# direct mail



## All Pro (Nov 15, 2013)

Just put an ad out in a direct mail magazine. Any of you guys ever try this, if so did you get anything from it? Thanks


----------



## Doctor (May 21, 2012)

Traded work for ad in magazine, I was hoping to profit from it. Unfortunately it didn't work out for me. Wish you better luck, make sure and track your calls to see if its profitable.


----------



## tims007 (Aug 31, 2013)

companies in seattle do it .. 250,000 at a time


----------



## Redwood (Sep 8, 2008)

I throw them in the recycling bin before walking in the door...


----------



## Cuda (Mar 16, 2009)

Hey Red! This thread just reminded me I am thinking of doing work in exchange for bitcoin lol I am serious.


----------



## Cajunhiker (Dec 14, 2009)

Drain cleaning, unless it's a maintenance contract with a restaurant, apartment complex, casino or other such biz, is 99% of the time an emergency call, at least from the customer's perspective. 

They customer only needs you during an emergency. So, what are the chances that your direct mail will arrive in their mailbox on the same afternoon that their toilet is stopped up?
You better do a lot of direct mail or other marketing so the potential customer will remember to call you when her toilet backs up. 
Or at least give them a reason to remember you, something like a direct mail magnet van with a bunch of rubber washers for the van wheels. Or something at least.


----------



## All Pro (Nov 15, 2013)

------------

▸ TASK OBJECTIVE
Carry the forum thread on direct mail advertising forward from its final line.

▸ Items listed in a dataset
------------

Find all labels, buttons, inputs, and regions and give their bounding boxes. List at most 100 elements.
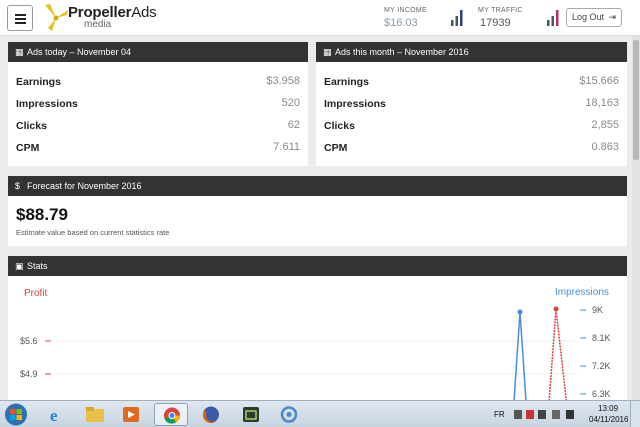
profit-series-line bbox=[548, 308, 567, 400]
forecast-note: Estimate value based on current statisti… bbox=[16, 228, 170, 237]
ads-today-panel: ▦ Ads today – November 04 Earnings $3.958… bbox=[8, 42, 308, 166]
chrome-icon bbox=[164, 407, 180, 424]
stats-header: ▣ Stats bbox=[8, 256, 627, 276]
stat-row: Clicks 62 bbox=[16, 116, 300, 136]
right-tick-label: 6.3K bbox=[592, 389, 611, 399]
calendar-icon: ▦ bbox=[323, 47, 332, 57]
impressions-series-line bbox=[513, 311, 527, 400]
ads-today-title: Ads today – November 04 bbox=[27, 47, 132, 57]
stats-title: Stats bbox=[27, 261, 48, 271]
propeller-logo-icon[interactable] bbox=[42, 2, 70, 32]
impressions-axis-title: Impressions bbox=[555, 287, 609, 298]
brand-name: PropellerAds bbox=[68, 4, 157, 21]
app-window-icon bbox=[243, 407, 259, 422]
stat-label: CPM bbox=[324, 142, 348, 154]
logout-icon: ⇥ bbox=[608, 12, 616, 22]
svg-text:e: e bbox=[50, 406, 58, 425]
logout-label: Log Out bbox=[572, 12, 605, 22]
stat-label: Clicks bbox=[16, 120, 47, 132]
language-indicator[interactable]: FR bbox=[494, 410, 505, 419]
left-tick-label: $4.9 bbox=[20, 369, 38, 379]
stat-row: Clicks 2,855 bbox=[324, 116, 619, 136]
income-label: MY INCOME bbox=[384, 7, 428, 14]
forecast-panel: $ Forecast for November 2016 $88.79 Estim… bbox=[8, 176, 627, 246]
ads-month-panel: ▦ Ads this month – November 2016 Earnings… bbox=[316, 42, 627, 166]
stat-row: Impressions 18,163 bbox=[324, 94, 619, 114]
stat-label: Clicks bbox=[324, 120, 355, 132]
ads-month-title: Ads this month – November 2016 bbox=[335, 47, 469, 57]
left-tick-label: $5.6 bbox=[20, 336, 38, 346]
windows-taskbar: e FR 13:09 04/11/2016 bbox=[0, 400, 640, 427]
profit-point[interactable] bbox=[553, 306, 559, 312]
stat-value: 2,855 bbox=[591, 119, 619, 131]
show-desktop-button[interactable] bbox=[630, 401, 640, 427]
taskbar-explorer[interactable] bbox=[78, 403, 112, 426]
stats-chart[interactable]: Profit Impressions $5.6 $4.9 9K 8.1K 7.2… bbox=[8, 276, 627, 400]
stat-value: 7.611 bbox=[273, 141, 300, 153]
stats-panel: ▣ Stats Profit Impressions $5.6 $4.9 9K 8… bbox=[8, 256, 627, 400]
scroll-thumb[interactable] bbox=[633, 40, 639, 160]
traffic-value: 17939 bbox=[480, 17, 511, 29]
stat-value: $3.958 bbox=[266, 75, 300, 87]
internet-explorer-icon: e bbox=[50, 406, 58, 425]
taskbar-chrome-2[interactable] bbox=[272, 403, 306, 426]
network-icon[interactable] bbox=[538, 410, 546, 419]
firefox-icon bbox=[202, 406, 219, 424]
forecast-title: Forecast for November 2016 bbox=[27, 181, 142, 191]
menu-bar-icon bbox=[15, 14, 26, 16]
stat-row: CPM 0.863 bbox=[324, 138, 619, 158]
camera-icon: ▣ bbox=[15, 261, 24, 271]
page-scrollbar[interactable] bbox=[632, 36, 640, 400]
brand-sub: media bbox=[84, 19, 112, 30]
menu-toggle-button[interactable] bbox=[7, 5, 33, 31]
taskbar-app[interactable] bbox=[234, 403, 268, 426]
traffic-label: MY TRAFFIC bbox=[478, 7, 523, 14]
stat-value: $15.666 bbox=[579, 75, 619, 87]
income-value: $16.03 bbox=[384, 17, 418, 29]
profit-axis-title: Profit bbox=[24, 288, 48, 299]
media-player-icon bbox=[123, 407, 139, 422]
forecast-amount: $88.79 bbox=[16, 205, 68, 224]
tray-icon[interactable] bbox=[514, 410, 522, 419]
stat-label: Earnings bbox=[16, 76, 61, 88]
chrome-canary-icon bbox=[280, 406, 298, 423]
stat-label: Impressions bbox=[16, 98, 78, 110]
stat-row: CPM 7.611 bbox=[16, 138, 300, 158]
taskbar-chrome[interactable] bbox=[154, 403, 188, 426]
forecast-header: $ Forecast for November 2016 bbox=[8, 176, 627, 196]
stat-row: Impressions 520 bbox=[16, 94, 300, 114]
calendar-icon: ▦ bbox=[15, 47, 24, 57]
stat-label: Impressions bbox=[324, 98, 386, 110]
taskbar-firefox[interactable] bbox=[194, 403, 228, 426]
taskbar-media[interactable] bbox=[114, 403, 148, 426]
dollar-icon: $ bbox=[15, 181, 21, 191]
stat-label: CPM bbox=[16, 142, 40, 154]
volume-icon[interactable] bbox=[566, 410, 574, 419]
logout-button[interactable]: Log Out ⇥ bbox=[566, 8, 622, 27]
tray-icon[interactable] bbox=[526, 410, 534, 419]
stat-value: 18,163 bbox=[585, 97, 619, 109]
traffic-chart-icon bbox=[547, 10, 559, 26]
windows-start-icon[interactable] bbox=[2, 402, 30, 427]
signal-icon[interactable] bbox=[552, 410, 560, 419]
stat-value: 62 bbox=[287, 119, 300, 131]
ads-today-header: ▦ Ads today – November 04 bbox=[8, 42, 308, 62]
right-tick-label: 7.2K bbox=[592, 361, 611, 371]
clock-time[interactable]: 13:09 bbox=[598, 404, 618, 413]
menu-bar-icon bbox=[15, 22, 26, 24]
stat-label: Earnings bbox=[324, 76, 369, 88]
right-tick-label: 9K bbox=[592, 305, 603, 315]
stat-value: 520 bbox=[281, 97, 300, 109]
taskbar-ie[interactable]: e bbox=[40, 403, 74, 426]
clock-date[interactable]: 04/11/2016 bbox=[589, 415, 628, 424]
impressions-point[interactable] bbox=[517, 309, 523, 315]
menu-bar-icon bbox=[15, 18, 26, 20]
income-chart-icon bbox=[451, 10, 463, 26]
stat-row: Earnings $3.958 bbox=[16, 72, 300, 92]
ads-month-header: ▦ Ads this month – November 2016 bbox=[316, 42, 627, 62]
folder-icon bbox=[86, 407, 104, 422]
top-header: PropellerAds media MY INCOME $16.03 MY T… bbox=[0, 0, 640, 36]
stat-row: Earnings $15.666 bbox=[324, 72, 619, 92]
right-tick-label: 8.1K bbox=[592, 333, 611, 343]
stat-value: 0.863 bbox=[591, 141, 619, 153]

------------

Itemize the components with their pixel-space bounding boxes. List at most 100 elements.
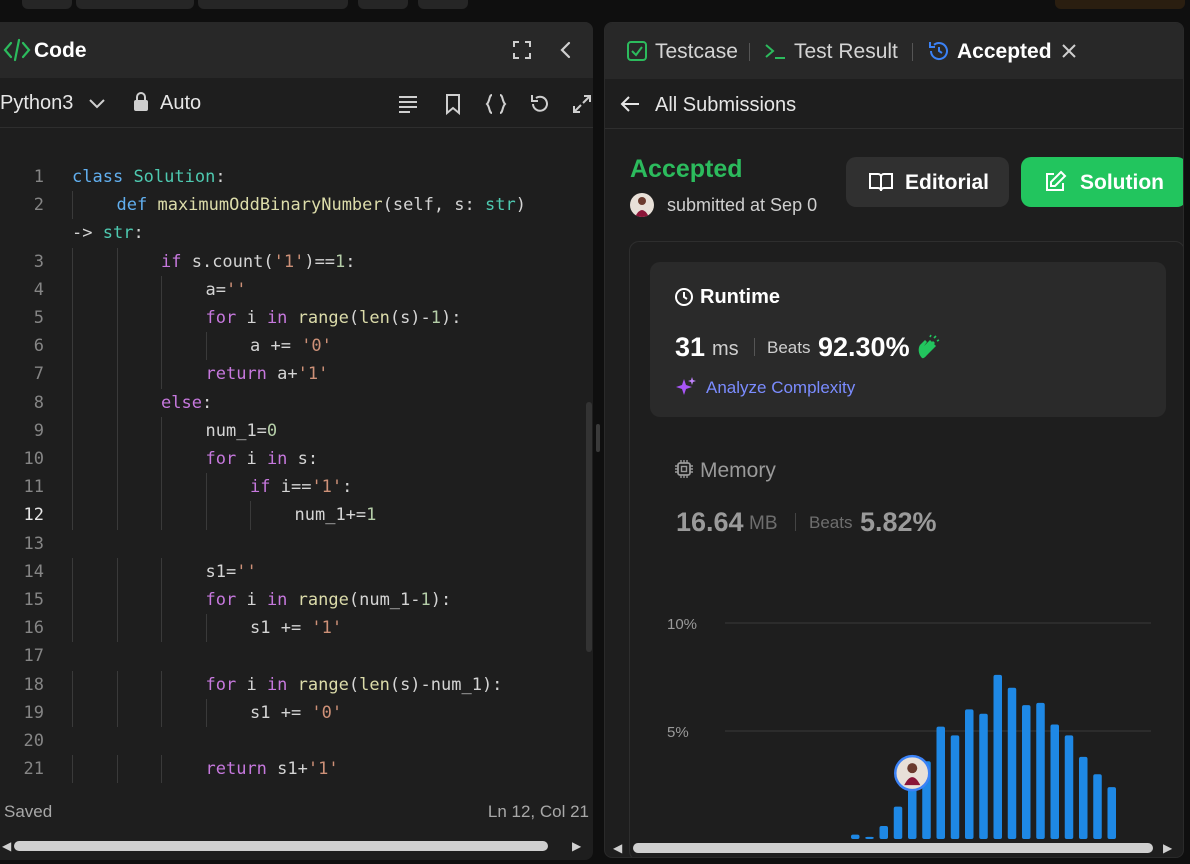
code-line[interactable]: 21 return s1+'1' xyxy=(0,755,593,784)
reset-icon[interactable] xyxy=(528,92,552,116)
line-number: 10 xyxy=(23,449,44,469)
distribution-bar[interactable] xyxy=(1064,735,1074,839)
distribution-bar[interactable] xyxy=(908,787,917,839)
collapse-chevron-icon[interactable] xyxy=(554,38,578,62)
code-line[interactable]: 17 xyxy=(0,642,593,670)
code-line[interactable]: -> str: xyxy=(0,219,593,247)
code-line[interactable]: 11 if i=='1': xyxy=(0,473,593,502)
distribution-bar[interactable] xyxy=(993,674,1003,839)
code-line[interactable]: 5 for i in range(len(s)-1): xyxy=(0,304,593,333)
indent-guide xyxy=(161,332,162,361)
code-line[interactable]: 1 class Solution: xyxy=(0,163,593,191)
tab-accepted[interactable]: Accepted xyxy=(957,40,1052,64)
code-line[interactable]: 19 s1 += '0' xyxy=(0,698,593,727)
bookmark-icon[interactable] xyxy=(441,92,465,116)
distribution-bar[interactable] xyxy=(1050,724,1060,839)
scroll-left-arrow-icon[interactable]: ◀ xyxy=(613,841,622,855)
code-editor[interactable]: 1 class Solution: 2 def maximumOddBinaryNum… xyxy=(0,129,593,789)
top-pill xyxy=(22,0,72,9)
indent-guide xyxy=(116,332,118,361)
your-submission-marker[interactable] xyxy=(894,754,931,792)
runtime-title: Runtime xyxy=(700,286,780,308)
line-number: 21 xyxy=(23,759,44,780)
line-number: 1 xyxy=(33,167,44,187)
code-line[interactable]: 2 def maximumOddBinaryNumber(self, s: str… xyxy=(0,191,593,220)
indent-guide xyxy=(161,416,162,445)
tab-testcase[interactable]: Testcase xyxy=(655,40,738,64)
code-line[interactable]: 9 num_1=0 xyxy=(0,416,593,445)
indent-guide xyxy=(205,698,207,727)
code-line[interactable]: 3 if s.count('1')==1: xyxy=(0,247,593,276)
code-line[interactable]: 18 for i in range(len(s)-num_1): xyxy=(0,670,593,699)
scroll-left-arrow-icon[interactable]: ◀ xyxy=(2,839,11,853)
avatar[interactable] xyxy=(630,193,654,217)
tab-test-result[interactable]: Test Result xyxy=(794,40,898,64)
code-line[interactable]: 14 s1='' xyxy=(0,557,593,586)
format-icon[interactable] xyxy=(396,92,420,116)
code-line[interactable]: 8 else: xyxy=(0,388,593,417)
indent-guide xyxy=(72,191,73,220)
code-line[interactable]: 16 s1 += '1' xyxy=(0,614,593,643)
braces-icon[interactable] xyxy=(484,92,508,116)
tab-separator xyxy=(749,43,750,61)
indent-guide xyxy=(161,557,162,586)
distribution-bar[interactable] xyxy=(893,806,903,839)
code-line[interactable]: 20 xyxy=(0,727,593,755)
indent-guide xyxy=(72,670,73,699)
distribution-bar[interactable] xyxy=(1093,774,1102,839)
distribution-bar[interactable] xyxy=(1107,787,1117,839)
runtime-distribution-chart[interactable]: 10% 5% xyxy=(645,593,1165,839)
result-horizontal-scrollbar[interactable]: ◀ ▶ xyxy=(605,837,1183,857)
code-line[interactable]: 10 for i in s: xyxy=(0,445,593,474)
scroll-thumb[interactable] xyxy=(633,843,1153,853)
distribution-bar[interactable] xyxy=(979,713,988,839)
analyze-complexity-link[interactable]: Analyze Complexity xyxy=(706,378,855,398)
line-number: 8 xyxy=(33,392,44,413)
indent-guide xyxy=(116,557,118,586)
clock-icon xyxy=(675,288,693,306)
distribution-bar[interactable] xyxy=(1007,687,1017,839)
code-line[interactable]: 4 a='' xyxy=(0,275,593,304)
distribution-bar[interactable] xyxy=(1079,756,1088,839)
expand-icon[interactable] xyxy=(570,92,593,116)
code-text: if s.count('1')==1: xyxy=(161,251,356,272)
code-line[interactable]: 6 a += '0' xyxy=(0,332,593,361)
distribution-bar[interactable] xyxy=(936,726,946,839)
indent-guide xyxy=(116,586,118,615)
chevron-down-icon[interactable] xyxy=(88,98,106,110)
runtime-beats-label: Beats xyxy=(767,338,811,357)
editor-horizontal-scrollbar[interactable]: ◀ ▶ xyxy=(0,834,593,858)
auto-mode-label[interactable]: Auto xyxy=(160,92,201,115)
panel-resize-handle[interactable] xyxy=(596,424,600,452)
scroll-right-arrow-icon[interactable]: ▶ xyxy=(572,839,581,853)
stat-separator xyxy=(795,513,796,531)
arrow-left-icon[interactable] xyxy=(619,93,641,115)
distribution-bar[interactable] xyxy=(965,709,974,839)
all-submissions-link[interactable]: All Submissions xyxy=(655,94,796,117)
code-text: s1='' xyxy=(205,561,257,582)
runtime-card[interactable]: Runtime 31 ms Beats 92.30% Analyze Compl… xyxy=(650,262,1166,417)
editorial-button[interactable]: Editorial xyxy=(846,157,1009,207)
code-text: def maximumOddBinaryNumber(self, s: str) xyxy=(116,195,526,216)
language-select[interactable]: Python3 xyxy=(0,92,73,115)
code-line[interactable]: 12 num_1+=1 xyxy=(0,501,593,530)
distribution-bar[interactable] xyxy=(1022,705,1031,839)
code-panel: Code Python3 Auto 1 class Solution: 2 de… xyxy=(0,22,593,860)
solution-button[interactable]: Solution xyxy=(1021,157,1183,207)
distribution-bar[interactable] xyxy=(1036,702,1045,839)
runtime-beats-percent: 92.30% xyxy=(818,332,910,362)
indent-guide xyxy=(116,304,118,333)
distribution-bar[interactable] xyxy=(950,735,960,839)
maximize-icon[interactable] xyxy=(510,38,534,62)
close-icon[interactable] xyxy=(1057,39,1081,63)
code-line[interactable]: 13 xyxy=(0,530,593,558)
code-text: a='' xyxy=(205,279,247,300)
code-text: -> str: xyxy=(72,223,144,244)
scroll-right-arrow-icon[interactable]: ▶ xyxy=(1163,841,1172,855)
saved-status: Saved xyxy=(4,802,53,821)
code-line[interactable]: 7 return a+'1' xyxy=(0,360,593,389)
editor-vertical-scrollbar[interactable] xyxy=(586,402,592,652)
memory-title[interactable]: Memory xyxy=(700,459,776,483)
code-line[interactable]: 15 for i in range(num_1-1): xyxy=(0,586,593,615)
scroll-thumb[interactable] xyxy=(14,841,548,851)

------------

▸ REPLY
Thank guys, I don't expect a huge turn out. Honestly I'll be happy if I get 10 calls. It's supposed to hit 25000 homes. The last month has been dead. I'm just trying to keep my name out there. My business is under a year old.


----------



## plbgbiz (Aug 27, 2010)

We have acceptable results with direct mail for bathroom remodeling. Not so much for plumbing service.


----------



## Drain Pro (Nov 3, 2013)

I do direct mailings every quarter. The results aren't as good as I would like, but I've picked up a couple of nice accounts along the way. It's good to stay in the back of people's minds, they may not call right away but eventually is a possibility.


----------



## ChrisConnor (Dec 31, 2009)

Doctor said:


> Traded work for ad in magazine, I was hoping to profit from it. Unfortunately it didn't work out for me. Wish you better luck, make sure and track your calls to see if its profitable.


Funny thing about advertising, they'll tell you that you need to commit to a long haul, but will forego that advice to snooker you out of payment.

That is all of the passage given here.